=== TASK PROMPT ===
The data must be returned in full and exactly as given.

[Collected data entries]
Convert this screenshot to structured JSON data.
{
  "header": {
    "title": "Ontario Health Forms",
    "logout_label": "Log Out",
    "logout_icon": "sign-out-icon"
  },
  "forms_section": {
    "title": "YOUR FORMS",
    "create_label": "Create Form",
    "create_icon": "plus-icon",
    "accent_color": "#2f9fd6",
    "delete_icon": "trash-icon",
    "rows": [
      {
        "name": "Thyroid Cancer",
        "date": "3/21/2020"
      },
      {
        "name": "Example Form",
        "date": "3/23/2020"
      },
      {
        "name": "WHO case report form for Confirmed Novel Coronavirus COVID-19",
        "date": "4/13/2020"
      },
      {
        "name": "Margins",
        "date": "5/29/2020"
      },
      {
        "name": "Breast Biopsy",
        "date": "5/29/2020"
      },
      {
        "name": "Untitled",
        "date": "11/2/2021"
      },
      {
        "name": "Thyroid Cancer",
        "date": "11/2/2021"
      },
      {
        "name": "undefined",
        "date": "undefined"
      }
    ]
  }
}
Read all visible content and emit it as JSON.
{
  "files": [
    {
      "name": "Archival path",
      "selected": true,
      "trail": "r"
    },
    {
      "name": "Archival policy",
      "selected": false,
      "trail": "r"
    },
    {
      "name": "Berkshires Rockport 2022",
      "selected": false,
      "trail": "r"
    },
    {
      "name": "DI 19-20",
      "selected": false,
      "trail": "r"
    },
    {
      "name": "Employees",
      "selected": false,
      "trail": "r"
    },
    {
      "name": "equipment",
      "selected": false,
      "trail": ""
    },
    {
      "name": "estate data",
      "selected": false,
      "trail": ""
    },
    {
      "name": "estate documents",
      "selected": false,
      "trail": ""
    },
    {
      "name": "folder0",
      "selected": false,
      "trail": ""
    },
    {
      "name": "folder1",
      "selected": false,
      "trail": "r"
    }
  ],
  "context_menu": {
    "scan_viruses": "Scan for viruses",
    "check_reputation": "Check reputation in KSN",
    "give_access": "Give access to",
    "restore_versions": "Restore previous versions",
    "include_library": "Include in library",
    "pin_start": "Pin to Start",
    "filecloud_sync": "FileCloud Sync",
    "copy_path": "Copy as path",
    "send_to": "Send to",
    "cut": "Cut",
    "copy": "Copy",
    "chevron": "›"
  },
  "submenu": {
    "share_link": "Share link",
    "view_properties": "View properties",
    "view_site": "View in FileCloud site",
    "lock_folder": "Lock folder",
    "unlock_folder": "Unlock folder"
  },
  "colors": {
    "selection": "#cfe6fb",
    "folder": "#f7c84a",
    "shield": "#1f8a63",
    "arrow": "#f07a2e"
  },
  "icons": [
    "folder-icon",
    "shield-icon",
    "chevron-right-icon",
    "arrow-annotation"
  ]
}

=== EXERCISE SOLUTION ===
Convert this screenshot to structured JSON data.
{
  "header": {
    "title": "Ontario Health Forms",
    "logout_label": "Log Out",
    "logout_icon": "sign-out-icon"
  },
  "forms_section": {
    "title": "YOUR FORMS",
    "create_label": "Create Form",
    "create_icon": "plus-icon",
    "accent_color": "#2f9fd6",
    "delete_icon": "trash-icon",
    "rows": [
      {
        "name": "Thyroid Cancer",
        "date": "3/21/2020"
      },
      {
        "name": "Example Form",
        "date": "3/23/2020"
      },
      {
        "name": "WHO case report form for Confirmed Novel Coronavirus COVID-19",
        "date": "4/13/2020"
      },
      {
        "name": "Margins",
        "date": "5/29/2020"
      },
      {
        "name": "Breast Biopsy",
        "date": "5/29/2020"
      },
      {
        "name": "Untitled",
        "date": "11/2/2021"
      },
      {
        "name": "Thyroid Cancer",
        "date": "11/2/2021"
      },
      {
        "name": "undefined",
        "date": "undefined"
      }
    ]
  }
}
Read all visible content and emit it as JSON.
{
  "files": [
    {
      "name": "Archival path",
      "selected": true,
      "trail": "r"
    },
    {
      "name": "Archival policy",
      "selected": false,
      "trail": "r"
    },
    {
      "name": "Berkshires Rockport 2022",
      "selected": false,
      "trail": "r"
    },
    {
      "name": "DI 19-20",
      "selected": false,
      "trail": "r"
    },
    {
      "name": "Employees",
      "selected": false,
      "trail": "r"
    },
    {
      "name": "equipment",
      "selected": false,
      "trail": ""
    },
    {
      "name": "estate data",
      "selected": false,
      "trail": ""
    },
    {
      "name": "estate documents",
      "selected": false,
      "trail": ""
    },
    {
      "name": "folder0",
      "selected": false,
      "trail": ""
    },
    {
      "name": "folder1",
      "selected": false,
      "trail": "r"
    }
  ],
  "context_menu": {
    "scan_viruses": "Scan for viruses",
    "check_reputation": "Check reputation in KSN",
    "give_access": "Give access to",
    "restore_versions": "Restore previous versions",
    "include_library": "Include in library",
    "pin_start": "Pin to Start",
    "filecloud_sync": "FileCloud Sync",
    "copy_path": "Copy as path",
    "send_to": "Send to",
    "cut": "Cut",
    "copy": "Copy",
    "chevron": "›"
  },
  "submenu": {
    "share_link": "Share link",
    "view_properties": "View properties",
    "view_site": "View in FileCloud site",
    "lock_folder": "Lock folder",
    "unlock_folder": "Unlock folder"
  },
  "colors": {
    "selection": "#cfe6fb",
    "folder": "#f7c84a",
    "shield": "#1f8a63",
    "arrow": "#f07a2e"
  },
  "icons": [
    "folder-icon",
    "shield-icon",
    "chevron-right-icon",
    "arrow-annotation"
  ]
}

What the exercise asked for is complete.